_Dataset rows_

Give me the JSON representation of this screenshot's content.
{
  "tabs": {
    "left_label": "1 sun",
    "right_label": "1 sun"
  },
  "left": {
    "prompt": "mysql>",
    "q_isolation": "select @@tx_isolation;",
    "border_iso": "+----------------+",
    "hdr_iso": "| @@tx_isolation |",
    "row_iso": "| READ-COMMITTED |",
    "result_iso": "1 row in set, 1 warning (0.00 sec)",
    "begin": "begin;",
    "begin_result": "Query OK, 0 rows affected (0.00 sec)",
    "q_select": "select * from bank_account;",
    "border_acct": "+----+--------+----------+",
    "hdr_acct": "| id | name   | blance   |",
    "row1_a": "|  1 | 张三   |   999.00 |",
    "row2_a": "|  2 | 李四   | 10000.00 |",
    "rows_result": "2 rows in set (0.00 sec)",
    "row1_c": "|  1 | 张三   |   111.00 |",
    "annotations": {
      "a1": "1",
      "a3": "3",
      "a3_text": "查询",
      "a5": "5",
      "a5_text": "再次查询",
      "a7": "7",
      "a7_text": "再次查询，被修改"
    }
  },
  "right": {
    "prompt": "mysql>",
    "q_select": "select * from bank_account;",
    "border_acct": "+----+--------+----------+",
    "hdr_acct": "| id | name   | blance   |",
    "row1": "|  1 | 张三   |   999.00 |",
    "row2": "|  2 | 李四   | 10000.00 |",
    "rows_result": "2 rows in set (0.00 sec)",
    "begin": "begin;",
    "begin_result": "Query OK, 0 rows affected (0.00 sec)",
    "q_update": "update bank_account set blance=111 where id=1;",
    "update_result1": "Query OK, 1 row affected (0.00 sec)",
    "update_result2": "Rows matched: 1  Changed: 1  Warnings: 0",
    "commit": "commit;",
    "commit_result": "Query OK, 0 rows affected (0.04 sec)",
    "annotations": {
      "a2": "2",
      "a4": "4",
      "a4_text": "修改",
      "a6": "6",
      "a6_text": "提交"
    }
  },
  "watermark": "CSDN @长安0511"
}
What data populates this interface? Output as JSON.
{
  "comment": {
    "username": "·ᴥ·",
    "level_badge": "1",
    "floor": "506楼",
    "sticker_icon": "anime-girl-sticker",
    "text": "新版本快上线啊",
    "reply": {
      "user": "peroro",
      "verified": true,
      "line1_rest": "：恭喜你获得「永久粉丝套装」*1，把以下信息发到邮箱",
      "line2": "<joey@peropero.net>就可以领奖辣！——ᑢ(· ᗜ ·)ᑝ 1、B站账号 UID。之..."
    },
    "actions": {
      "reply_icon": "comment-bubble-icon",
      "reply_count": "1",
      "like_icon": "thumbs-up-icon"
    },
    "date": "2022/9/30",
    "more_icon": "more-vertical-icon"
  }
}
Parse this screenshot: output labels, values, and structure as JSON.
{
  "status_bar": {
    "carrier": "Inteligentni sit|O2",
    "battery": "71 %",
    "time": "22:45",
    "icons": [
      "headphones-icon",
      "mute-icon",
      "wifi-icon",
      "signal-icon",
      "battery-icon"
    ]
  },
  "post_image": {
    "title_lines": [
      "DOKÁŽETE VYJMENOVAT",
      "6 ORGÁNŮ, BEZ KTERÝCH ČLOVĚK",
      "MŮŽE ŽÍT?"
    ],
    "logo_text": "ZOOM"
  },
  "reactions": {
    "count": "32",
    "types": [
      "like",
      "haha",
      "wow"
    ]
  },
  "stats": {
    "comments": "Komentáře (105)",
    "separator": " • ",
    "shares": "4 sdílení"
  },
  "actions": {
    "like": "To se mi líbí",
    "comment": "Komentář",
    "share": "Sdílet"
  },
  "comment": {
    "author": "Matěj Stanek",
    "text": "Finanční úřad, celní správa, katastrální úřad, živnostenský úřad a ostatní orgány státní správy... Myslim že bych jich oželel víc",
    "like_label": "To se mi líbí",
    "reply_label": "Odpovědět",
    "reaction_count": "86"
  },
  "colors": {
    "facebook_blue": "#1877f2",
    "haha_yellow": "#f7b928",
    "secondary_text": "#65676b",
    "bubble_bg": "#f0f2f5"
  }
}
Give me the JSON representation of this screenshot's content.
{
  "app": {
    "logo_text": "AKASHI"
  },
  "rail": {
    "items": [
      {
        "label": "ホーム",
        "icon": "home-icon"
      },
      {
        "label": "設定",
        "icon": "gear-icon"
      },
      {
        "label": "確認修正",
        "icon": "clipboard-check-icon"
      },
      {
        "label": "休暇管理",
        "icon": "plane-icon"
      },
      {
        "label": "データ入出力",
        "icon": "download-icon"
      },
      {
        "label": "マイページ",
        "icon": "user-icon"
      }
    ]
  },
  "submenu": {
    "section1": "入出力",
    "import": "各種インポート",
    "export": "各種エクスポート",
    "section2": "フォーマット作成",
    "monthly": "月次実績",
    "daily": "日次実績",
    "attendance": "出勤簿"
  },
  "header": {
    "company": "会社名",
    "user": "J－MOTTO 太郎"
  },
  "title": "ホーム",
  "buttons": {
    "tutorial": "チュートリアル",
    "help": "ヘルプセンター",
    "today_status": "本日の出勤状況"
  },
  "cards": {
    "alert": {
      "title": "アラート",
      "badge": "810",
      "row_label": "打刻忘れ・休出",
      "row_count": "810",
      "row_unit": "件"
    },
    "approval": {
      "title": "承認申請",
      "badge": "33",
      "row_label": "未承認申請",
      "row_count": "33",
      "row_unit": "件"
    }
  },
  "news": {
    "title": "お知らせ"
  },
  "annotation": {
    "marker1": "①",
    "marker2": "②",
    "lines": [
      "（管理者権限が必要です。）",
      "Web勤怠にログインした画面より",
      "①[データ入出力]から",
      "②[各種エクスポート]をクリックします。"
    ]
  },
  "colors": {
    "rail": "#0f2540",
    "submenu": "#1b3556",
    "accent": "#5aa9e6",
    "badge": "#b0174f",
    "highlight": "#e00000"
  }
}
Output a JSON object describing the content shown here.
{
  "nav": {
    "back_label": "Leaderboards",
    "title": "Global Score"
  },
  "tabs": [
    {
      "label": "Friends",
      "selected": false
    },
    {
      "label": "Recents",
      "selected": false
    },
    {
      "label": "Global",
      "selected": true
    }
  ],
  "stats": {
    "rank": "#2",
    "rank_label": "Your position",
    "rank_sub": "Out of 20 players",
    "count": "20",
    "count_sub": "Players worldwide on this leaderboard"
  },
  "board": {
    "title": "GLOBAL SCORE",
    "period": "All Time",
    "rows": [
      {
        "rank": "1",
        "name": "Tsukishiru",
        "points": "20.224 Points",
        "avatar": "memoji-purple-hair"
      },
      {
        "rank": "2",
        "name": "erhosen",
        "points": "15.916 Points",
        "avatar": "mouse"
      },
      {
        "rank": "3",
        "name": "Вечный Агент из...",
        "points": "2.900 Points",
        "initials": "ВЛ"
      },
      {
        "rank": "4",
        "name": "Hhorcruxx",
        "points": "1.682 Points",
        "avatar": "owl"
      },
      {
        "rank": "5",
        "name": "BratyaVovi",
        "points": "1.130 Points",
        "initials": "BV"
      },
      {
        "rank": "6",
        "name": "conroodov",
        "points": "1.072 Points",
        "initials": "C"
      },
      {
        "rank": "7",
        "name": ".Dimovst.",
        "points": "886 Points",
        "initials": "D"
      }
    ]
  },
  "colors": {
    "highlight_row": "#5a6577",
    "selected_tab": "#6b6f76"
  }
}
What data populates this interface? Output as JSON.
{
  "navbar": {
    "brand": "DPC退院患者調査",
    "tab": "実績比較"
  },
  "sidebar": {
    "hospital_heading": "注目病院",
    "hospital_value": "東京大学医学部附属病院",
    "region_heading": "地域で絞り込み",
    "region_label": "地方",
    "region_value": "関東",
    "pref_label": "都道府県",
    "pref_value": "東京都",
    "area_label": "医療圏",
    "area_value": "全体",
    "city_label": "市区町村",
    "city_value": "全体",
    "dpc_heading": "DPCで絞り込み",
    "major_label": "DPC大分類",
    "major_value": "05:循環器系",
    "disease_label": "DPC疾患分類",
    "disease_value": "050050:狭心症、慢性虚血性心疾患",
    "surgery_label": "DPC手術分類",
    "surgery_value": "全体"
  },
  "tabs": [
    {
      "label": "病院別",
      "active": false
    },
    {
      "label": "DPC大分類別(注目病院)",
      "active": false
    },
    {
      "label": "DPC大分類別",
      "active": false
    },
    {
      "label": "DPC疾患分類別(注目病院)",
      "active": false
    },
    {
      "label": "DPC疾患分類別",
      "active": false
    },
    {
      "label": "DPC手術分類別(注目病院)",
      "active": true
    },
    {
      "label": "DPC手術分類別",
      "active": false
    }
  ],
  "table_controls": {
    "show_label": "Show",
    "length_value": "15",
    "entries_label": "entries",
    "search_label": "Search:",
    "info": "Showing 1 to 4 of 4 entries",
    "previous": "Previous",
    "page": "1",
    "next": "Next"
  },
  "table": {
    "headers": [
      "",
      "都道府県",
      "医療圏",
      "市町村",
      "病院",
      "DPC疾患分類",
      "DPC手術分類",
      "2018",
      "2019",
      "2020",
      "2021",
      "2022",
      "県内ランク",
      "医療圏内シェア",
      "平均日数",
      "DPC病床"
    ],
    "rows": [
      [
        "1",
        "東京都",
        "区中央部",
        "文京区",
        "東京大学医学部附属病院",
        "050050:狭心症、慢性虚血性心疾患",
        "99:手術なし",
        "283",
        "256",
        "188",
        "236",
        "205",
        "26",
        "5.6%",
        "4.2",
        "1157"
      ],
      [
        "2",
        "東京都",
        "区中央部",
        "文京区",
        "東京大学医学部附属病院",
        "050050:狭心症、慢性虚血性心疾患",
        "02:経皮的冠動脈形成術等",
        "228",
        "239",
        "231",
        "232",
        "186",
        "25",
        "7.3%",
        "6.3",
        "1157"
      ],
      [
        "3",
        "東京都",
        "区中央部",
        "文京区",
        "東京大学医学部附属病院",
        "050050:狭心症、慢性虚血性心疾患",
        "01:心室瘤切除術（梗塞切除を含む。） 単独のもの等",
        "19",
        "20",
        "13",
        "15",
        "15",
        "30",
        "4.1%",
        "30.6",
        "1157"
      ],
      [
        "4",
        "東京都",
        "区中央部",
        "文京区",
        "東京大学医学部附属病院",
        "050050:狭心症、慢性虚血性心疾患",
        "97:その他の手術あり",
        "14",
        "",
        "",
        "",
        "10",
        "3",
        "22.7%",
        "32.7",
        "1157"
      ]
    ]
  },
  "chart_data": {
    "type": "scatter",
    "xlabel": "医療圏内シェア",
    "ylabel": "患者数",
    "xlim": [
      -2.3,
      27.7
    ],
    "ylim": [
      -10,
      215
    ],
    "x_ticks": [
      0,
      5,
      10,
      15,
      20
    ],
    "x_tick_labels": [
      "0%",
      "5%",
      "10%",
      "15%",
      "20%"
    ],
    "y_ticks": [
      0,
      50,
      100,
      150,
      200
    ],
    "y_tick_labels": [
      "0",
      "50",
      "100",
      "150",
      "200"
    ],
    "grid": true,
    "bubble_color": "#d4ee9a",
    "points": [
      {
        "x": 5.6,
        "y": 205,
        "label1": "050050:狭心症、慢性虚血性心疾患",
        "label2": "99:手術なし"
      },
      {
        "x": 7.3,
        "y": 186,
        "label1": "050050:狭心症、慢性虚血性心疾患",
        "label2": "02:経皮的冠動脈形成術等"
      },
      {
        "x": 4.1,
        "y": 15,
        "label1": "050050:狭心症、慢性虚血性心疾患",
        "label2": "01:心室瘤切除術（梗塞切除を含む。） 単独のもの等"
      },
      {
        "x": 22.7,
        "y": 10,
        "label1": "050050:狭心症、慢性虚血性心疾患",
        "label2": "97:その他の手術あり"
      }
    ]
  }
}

_Required task_
Pick out and copy every line that contains the word "DPC手術分類別".

_Correct response_
      "label": "DPC手術分類別(注目病院)",
      "label": "DPC手術分類別",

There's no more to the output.